(Items from a data source)
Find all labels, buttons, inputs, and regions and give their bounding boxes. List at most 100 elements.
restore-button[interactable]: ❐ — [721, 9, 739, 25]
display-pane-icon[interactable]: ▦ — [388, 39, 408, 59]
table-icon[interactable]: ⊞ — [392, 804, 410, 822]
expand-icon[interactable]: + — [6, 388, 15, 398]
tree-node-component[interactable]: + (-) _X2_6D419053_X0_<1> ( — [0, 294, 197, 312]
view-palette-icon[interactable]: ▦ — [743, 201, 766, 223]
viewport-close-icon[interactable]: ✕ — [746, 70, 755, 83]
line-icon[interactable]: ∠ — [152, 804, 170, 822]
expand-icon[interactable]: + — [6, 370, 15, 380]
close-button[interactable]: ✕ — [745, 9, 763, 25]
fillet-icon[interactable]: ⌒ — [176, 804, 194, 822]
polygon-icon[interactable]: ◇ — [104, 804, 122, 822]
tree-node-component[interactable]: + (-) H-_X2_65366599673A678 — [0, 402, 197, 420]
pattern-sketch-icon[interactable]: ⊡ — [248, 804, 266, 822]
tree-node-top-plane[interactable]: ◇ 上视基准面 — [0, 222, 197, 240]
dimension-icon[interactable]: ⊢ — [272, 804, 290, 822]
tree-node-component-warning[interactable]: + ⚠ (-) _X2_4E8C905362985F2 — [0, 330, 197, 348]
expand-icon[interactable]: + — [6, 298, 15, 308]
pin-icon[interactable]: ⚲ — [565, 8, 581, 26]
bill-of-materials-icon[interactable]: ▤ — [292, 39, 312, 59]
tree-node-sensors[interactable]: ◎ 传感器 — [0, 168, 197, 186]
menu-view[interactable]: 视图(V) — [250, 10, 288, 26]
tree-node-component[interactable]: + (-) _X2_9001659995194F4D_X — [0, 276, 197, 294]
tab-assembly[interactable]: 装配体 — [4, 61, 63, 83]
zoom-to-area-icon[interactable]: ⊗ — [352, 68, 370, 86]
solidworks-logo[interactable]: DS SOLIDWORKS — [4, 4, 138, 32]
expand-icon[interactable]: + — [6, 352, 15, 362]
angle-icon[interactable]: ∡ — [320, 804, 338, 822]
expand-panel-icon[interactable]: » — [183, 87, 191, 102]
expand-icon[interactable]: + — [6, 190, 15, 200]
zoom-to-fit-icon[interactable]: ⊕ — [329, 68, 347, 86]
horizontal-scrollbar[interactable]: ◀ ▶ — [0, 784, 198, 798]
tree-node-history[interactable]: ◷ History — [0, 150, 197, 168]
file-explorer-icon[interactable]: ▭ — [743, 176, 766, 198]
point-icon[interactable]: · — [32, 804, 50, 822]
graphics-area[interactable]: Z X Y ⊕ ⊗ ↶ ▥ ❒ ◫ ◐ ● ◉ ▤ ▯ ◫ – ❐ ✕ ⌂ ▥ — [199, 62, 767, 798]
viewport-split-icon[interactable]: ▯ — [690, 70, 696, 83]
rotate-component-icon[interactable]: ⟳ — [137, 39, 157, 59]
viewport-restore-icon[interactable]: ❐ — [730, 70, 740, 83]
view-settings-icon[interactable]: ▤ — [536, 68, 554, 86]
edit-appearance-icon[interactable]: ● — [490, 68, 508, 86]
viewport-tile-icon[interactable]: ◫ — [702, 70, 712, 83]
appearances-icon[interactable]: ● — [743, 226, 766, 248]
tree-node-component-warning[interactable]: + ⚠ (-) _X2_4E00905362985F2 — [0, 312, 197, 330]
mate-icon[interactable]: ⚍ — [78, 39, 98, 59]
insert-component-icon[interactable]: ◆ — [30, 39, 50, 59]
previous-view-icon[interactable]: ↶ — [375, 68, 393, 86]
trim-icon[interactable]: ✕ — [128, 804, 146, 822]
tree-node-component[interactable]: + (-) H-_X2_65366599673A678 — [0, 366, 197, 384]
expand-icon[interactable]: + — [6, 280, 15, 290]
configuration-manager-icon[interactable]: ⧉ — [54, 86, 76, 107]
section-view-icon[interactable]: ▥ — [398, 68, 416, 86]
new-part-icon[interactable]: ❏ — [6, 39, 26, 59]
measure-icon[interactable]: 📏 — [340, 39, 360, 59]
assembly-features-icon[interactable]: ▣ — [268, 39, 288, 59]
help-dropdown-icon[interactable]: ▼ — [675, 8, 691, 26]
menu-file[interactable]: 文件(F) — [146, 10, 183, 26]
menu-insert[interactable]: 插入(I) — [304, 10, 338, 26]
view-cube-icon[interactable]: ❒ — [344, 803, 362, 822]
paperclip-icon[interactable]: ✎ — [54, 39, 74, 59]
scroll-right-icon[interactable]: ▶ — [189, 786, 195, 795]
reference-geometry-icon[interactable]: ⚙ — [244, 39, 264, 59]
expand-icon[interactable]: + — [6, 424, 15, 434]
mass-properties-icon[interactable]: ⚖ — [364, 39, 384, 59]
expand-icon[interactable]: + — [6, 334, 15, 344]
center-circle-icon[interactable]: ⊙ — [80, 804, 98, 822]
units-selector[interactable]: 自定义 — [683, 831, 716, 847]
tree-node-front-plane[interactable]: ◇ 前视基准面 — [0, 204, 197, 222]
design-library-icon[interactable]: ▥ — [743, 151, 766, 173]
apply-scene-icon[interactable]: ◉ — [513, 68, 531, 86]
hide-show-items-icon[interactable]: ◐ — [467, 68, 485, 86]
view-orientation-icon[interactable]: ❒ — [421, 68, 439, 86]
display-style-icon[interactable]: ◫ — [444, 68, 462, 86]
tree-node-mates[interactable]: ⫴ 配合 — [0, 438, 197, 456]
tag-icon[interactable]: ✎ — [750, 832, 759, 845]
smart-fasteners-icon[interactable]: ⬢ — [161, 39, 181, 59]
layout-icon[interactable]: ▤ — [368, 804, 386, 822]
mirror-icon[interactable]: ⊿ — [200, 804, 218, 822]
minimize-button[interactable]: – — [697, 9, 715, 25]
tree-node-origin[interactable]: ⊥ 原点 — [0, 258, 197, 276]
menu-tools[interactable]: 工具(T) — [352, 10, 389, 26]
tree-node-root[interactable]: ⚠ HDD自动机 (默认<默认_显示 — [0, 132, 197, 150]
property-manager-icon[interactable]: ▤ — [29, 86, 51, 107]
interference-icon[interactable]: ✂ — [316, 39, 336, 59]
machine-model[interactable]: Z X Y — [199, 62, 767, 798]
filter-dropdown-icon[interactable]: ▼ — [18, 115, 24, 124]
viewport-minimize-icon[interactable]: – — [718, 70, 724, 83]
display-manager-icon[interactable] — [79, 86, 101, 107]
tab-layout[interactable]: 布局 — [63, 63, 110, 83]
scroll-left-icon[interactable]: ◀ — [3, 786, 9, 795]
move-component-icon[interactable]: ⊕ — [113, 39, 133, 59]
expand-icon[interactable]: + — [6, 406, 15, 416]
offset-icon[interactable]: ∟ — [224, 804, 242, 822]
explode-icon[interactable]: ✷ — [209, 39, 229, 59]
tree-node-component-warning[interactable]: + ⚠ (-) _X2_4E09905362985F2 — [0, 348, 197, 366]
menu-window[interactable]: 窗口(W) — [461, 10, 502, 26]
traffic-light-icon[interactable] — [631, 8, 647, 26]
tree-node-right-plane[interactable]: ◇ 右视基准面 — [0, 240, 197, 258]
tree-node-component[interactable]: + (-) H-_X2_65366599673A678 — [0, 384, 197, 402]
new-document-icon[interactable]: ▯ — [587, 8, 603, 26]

- WORK TO COMPLETE:
Rewrite the data above, renaming every occurrence of "expand-icon" as "expand-toggle" and leaving all else unchanged.

- RESPONSE TO THIS EXERCISE:
Find all labels, buttons, inputs, and regions and give their bounding boxes. List at most 100 elements.
restore-button[interactable]: ❐ — [721, 9, 739, 25]
display-pane-icon[interactable]: ▦ — [388, 39, 408, 59]
table-icon[interactable]: ⊞ — [392, 804, 410, 822]
expand-toggle[interactable]: + — [6, 388, 15, 398]
tree-node-component[interactable]: + (-) _X2_6D419053_X0_<1> ( — [0, 294, 197, 312]
view-palette-icon[interactable]: ▦ — [743, 201, 766, 223]
viewport-close-icon[interactable]: ✕ — [746, 70, 755, 83]
line-icon[interactable]: ∠ — [152, 804, 170, 822]
expand-toggle[interactable]: + — [6, 370, 15, 380]
close-button[interactable]: ✕ — [745, 9, 763, 25]
fillet-icon[interactable]: ⌒ — [176, 804, 194, 822]
polygon-icon[interactable]: ◇ — [104, 804, 122, 822]
tree-node-component[interactable]: + (-) H-_X2_65366599673A678 — [0, 402, 197, 420]
pattern-sketch-icon[interactable]: ⊡ — [248, 804, 266, 822]
tree-node-top-plane[interactable]: ◇ 上视基准面 — [0, 222, 197, 240]
dimension-icon[interactable]: ⊢ — [272, 804, 290, 822]
tree-node-component-warning[interactable]: + ⚠ (-) _X2_4E8C905362985F2 — [0, 330, 197, 348]
expand-toggle[interactable]: + — [6, 298, 15, 308]
pin-icon[interactable]: ⚲ — [565, 8, 581, 26]
bill-of-materials-icon[interactable]: ▤ — [292, 39, 312, 59]
tree-node-sensors[interactable]: ◎ 传感器 — [0, 168, 197, 186]
menu-view[interactable]: 视图(V) — [250, 10, 288, 26]
tree-node-component[interactable]: + (-) _X2_9001659995194F4D_X — [0, 276, 197, 294]
tab-assembly[interactable]: 装配体 — [4, 61, 63, 83]
zoom-to-area-icon[interactable]: ⊗ — [352, 68, 370, 86]
solidworks-logo[interactable]: DS SOLIDWORKS — [4, 4, 138, 32]
expand-toggle[interactable]: + — [6, 352, 15, 362]
angle-icon[interactable]: ∡ — [320, 804, 338, 822]
expand-panel-icon[interactable]: » — [183, 87, 191, 102]
expand-toggle[interactable]: + — [6, 190, 15, 200]
zoom-to-fit-icon[interactable]: ⊕ — [329, 68, 347, 86]
horizontal-scrollbar[interactable]: ◀ ▶ — [0, 784, 198, 798]
tree-node-history[interactable]: ◷ History — [0, 150, 197, 168]
file-explorer-icon[interactable]: ▭ — [743, 176, 766, 198]
point-icon[interactable]: · — [32, 804, 50, 822]
graphics-area[interactable]: Z X Y ⊕ ⊗ ↶ ▥ ❒ ◫ ◐ ● ◉ ▤ ▯ ◫ – ❐ ✕ ⌂ ▥ — [199, 62, 767, 798]
viewport-split-icon[interactable]: ▯ — [690, 70, 696, 83]
rotate-component-icon[interactable]: ⟳ — [137, 39, 157, 59]
viewport-restore-icon[interactable]: ❐ — [730, 70, 740, 83]
view-settings-icon[interactable]: ▤ — [536, 68, 554, 86]
edit-appearance-icon[interactable]: ● — [490, 68, 508, 86]
viewport-tile-icon[interactable]: ◫ — [702, 70, 712, 83]
appearances-icon[interactable]: ● — [743, 226, 766, 248]
tree-node-component-warning[interactable]: + ⚠ (-) _X2_4E00905362985F2 — [0, 312, 197, 330]
mate-icon[interactable]: ⚍ — [78, 39, 98, 59]
insert-component-icon[interactable]: ◆ — [30, 39, 50, 59]
previous-view-icon[interactable]: ↶ — [375, 68, 393, 86]
trim-icon[interactable]: ✕ — [128, 804, 146, 822]
tree-node-component[interactable]: + (-) H-_X2_65366599673A678 — [0, 366, 197, 384]
expand-toggle[interactable]: + — [6, 280, 15, 290]
configuration-manager-icon[interactable]: ⧉ — [54, 86, 76, 107]
section-view-icon[interactable]: ▥ — [398, 68, 416, 86]
new-part-icon[interactable]: ❏ — [6, 39, 26, 59]
measure-icon[interactable]: 📏 — [340, 39, 360, 59]
assembly-features-icon[interactable]: ▣ — [268, 39, 288, 59]
help-dropdown-icon[interactable]: ▼ — [675, 8, 691, 26]
menu-file[interactable]: 文件(F) — [146, 10, 183, 26]
menu-insert[interactable]: 插入(I) — [304, 10, 338, 26]
view-cube-icon[interactable]: ❒ — [344, 803, 362, 822]
paperclip-icon[interactable]: ✎ — [54, 39, 74, 59]
scroll-right-icon[interactable]: ▶ — [189, 786, 195, 795]
reference-geometry-icon[interactable]: ⚙ — [244, 39, 264, 59]
expand-toggle[interactable]: + — [6, 424, 15, 434]
mass-properties-icon[interactable]: ⚖ — [364, 39, 384, 59]
expand-toggle[interactable]: + — [6, 334, 15, 344]
center-circle-icon[interactable]: ⊙ — [80, 804, 98, 822]
units-selector[interactable]: 自定义 — [683, 831, 716, 847]
tree-node-front-plane[interactable]: ◇ 前视基准面 — [0, 204, 197, 222]
design-library-icon[interactable]: ▥ — [743, 151, 766, 173]
apply-scene-icon[interactable]: ◉ — [513, 68, 531, 86]
hide-show-items-icon[interactable]: ◐ — [467, 68, 485, 86]
view-orientation-icon[interactable]: ❒ — [421, 68, 439, 86]
display-style-icon[interactable]: ◫ — [444, 68, 462, 86]
tree-node-mates[interactable]: ⫴ 配合 — [0, 438, 197, 456]
tag-icon[interactable]: ✎ — [750, 832, 759, 845]
smart-fasteners-icon[interactable]: ⬢ — [161, 39, 181, 59]
layout-icon[interactable]: ▤ — [368, 804, 386, 822]
mirror-icon[interactable]: ⊿ — [200, 804, 218, 822]
minimize-button[interactable]: – — [697, 9, 715, 25]
tree-node-origin[interactable]: ⊥ 原点 — [0, 258, 197, 276]
menu-tools[interactable]: 工具(T) — [352, 10, 389, 26]
tree-node-root[interactable]: ⚠ HDD自动机 (默认<默认_显示 — [0, 132, 197, 150]
property-manager-icon[interactable]: ▤ — [29, 86, 51, 107]
interference-icon[interactable]: ✂ — [316, 39, 336, 59]
machine-model[interactable]: Z X Y — [199, 62, 767, 798]
filter-dropdown-icon[interactable]: ▼ — [18, 115, 24, 124]
viewport-minimize-icon[interactable]: – — [718, 70, 724, 83]
display-manager-icon[interactable] — [79, 86, 101, 107]
tab-layout[interactable]: 布局 — [63, 63, 110, 83]
scroll-left-icon[interactable]: ◀ — [3, 786, 9, 795]
move-component-icon[interactable]: ⊕ — [113, 39, 133, 59]
expand-toggle[interactable]: + — [6, 406, 15, 416]
offset-icon[interactable]: ∟ — [224, 804, 242, 822]
explode-icon[interactable]: ✷ — [209, 39, 229, 59]
tree-node-component-warning[interactable]: + ⚠ (-) _X2_4E09905362985F2 — [0, 348, 197, 366]
menu-window[interactable]: 窗口(W) — [461, 10, 502, 26]
traffic-light-icon[interactable] — [631, 8, 647, 26]
tree-node-right-plane[interactable]: ◇ 右视基准面 — [0, 240, 197, 258]
tree-node-component[interactable]: + (-) H-_X2_65366599673A678 — [0, 384, 197, 402]
new-document-icon[interactable]: ▯ — [587, 8, 603, 26]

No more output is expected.